▶ **EXERCISE REQUIREMENTS**
Your task is to transcribe all of the data below exactly, omitting the images.

[Begin ENTRIES SUPPLIED]

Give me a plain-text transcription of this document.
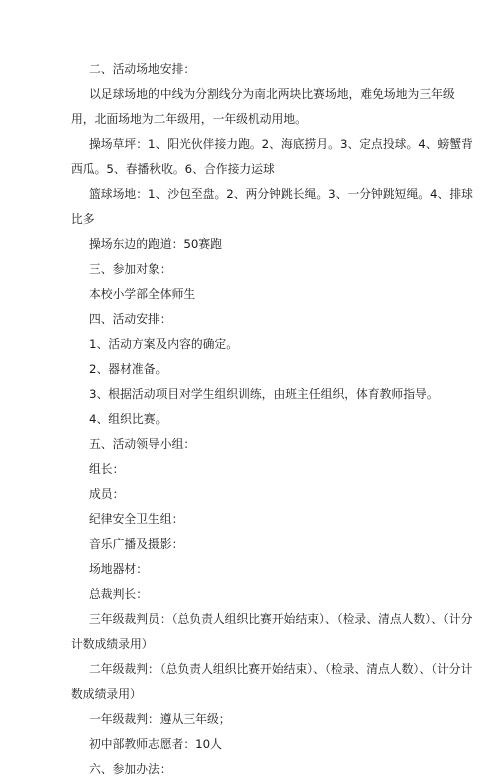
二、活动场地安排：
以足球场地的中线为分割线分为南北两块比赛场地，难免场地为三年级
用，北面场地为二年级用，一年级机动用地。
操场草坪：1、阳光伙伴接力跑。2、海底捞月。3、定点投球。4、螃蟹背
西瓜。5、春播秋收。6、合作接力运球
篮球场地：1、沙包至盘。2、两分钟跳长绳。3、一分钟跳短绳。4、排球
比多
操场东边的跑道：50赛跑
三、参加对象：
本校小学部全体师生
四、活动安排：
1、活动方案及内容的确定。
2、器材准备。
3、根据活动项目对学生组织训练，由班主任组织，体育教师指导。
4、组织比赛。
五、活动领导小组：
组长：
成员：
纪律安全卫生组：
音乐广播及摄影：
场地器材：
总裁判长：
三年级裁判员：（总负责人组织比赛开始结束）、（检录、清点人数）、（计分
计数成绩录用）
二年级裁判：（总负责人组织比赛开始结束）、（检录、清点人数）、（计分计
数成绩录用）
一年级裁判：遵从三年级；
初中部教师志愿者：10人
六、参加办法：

[End ENTRIES SUPPLIED]

▶ **SOLUTION**
Give me a plain-text transcription of this document.
二、活动场地安排：
以足球场地的中线为分割线分为南北两块比赛场地，难免场地为三年级
用，北面场地为二年级用，一年级机动用地。
操场草坪：1、阳光伙伴接力跑。2、海底捞月。3、定点投球。4、螃蟹背
西瓜。5、春播秋收。6、合作接力运球
篮球场地：1、沙包至盘。2、两分钟跳长绳。3、一分钟跳短绳。4、排球
比多
操场东边的跑道：50赛跑
三、参加对象：
本校小学部全体师生
四、活动安排：
1、活动方案及内容的确定。
2、器材准备。
3、根据活动项目对学生组织训练，由班主任组织，体育教师指导。
4、组织比赛。
五、活动领导小组：
组长：
成员：
纪律安全卫生组：
音乐广播及摄影：
场地器材：
总裁判长：
三年级裁判员：（总负责人组织比赛开始结束）、（检录、清点人数）、（计分
计数成绩录用）
二年级裁判：（总负责人组织比赛开始结束）、（检录、清点人数）、（计分计
数成绩录用）
一年级裁判：遵从三年级；
初中部教师志愿者：10人
六、参加办法：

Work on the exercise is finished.